◆ **TASK REQUIREMENTS**:
Please copy the material below word for word, from its first line up to and including the line with "729, 82, 746]".

◆ **MATERIAL FOR THIS TASK**:
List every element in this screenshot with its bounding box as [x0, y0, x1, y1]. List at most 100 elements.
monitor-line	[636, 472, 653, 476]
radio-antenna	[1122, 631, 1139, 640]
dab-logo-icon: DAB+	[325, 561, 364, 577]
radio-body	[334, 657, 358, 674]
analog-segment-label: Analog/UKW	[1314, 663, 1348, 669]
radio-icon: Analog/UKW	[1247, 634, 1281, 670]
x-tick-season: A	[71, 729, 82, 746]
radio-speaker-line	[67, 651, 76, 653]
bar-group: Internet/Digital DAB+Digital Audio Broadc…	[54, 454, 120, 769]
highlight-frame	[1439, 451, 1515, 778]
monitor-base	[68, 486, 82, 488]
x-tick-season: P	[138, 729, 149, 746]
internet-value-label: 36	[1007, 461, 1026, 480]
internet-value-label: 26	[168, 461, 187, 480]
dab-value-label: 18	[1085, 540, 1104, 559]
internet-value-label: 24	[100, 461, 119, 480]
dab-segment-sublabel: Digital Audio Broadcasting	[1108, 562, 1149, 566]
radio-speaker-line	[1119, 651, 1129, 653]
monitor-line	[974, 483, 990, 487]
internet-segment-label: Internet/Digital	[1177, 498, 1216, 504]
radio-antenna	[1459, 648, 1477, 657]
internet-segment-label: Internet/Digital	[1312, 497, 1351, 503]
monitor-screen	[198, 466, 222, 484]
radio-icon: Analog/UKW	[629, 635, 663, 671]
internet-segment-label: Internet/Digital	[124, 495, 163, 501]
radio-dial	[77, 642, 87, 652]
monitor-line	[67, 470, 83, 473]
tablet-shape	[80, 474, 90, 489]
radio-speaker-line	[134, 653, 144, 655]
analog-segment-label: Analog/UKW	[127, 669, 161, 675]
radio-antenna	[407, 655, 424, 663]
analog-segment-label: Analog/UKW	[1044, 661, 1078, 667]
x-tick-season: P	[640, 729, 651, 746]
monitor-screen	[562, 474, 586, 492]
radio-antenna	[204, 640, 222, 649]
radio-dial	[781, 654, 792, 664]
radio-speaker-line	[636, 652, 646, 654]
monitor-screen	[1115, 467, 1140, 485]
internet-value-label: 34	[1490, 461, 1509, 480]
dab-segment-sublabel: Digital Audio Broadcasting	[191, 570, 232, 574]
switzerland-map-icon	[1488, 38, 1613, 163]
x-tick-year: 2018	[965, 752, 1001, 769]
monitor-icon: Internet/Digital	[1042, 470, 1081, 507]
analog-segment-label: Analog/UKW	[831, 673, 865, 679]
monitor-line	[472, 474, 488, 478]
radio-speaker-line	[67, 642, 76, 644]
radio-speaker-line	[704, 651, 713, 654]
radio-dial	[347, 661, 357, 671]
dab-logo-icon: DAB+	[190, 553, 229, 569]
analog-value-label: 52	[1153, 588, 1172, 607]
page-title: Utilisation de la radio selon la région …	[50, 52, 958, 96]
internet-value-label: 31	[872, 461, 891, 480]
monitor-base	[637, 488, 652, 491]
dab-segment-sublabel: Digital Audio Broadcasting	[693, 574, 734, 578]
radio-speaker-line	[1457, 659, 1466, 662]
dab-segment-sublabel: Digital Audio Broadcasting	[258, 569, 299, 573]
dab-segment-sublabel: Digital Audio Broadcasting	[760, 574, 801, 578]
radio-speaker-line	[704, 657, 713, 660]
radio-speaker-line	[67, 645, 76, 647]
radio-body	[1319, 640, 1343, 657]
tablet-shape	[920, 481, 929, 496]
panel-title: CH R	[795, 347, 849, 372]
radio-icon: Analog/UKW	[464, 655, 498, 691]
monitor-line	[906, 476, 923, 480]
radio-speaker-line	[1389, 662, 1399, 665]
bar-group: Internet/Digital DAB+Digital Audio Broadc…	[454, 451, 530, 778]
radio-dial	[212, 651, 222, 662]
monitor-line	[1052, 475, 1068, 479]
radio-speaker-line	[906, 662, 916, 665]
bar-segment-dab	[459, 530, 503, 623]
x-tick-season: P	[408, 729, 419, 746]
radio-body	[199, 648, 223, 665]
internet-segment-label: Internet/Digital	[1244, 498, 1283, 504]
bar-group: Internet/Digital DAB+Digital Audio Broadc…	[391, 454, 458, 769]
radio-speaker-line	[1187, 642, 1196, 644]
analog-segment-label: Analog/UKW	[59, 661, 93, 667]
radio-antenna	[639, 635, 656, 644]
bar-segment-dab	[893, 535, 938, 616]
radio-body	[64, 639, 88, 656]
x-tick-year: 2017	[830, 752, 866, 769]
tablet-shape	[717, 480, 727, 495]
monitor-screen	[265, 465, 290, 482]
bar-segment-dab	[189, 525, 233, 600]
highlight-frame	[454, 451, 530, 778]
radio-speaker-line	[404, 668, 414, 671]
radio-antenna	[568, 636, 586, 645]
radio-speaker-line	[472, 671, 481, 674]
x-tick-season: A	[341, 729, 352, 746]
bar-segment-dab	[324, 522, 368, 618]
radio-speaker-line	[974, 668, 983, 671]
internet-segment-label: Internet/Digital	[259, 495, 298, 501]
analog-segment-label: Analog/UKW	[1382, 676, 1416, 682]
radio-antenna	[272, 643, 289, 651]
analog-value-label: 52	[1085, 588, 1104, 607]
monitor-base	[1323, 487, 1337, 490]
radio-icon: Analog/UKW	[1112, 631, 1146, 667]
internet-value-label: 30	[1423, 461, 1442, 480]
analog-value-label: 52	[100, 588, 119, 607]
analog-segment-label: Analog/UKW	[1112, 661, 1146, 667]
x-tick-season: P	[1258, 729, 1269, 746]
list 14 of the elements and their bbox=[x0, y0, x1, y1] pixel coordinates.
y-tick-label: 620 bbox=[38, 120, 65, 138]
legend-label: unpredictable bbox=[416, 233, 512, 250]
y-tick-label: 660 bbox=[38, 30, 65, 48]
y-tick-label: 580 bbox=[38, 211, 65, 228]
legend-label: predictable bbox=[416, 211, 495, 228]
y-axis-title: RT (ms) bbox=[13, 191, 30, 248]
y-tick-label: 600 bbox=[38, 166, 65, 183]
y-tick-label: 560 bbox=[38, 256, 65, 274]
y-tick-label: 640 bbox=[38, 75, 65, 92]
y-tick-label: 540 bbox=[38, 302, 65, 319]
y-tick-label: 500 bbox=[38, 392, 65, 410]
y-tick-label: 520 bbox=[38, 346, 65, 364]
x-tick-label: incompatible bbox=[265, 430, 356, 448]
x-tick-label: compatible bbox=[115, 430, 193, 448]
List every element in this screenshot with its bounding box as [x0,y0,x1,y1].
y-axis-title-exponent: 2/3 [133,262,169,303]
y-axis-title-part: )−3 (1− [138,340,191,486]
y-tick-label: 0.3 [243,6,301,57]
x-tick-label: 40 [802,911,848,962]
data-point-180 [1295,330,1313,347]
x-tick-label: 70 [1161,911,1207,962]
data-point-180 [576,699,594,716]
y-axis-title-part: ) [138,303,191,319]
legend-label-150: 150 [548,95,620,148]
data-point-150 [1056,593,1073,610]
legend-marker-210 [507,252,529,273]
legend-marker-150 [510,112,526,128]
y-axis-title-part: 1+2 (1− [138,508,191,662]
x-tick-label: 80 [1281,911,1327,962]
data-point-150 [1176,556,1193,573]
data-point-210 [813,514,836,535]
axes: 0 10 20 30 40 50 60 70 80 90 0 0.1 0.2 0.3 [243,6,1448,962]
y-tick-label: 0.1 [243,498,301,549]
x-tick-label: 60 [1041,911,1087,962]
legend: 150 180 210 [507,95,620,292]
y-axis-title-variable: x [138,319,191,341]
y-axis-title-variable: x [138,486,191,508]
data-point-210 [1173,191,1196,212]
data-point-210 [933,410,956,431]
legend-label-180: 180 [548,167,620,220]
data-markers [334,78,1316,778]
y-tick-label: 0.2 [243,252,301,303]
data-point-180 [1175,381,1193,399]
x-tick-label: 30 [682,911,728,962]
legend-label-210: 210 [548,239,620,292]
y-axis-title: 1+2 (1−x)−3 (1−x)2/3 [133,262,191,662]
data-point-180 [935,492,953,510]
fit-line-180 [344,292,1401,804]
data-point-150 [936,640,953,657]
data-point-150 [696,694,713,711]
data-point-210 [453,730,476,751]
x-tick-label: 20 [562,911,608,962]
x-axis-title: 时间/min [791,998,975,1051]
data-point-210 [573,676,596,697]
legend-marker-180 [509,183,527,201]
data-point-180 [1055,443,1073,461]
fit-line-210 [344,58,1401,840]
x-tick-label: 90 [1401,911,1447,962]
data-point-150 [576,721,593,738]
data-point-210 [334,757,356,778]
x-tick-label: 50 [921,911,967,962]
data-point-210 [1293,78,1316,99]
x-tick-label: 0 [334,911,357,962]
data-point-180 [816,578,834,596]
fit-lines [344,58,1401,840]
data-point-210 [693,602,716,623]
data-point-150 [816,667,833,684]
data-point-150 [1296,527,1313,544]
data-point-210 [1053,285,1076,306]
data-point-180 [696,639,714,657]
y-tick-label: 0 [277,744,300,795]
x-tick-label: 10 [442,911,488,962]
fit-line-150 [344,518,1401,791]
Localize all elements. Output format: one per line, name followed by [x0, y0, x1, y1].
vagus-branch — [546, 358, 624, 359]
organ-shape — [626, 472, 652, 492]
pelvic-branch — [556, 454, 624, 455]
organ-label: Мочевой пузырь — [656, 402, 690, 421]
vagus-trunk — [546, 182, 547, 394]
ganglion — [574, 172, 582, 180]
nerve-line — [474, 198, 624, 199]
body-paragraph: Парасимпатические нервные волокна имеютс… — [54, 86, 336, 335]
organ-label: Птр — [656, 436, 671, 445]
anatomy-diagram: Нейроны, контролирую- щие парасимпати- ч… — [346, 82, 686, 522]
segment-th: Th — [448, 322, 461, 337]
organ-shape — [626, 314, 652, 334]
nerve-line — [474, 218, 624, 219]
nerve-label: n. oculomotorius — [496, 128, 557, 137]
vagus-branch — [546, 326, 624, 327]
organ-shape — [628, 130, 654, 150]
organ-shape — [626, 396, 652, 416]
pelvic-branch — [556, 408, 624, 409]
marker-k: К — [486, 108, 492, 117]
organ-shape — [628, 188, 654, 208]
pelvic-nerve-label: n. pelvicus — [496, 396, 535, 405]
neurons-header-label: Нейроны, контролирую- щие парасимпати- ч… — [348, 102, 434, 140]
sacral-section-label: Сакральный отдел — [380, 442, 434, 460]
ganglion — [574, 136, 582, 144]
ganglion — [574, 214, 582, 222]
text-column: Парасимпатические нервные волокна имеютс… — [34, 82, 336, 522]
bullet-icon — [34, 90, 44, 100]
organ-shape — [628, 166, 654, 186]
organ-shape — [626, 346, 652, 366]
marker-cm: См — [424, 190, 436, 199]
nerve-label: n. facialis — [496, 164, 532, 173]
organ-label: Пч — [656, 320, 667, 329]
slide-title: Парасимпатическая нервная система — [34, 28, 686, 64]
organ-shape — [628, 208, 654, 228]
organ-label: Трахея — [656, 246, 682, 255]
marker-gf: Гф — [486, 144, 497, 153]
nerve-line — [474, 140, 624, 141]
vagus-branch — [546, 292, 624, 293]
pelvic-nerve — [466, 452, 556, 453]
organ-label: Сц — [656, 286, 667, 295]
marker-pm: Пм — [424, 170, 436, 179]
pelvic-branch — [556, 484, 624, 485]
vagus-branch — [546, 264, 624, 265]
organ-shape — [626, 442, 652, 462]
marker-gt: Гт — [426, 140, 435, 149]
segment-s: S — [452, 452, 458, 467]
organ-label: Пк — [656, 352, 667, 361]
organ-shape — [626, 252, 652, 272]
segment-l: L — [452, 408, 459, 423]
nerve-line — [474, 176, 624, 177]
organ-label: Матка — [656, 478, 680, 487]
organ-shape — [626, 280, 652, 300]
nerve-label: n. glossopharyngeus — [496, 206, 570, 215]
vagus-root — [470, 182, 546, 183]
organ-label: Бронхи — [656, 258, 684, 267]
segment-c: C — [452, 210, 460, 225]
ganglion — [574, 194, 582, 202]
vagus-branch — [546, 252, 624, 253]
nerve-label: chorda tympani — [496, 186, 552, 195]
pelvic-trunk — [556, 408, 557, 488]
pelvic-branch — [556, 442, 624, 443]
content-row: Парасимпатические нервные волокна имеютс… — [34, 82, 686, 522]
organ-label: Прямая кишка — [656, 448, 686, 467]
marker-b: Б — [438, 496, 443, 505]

◆ **EXERCISE RESULT**:
List every element in this screenshot with its bounding box as [x0, y0, x1, y1]. List at most 100 elements.
monitor-line	[636, 472, 653, 476]
radio-antenna	[1122, 631, 1139, 640]
dab-logo-icon: DAB+	[325, 561, 364, 577]
radio-body	[334, 657, 358, 674]
analog-segment-label: Analog/UKW	[1314, 663, 1348, 669]
radio-icon: Analog/UKW	[1247, 634, 1281, 670]
x-tick-season: A	[71, 729, 82, 746]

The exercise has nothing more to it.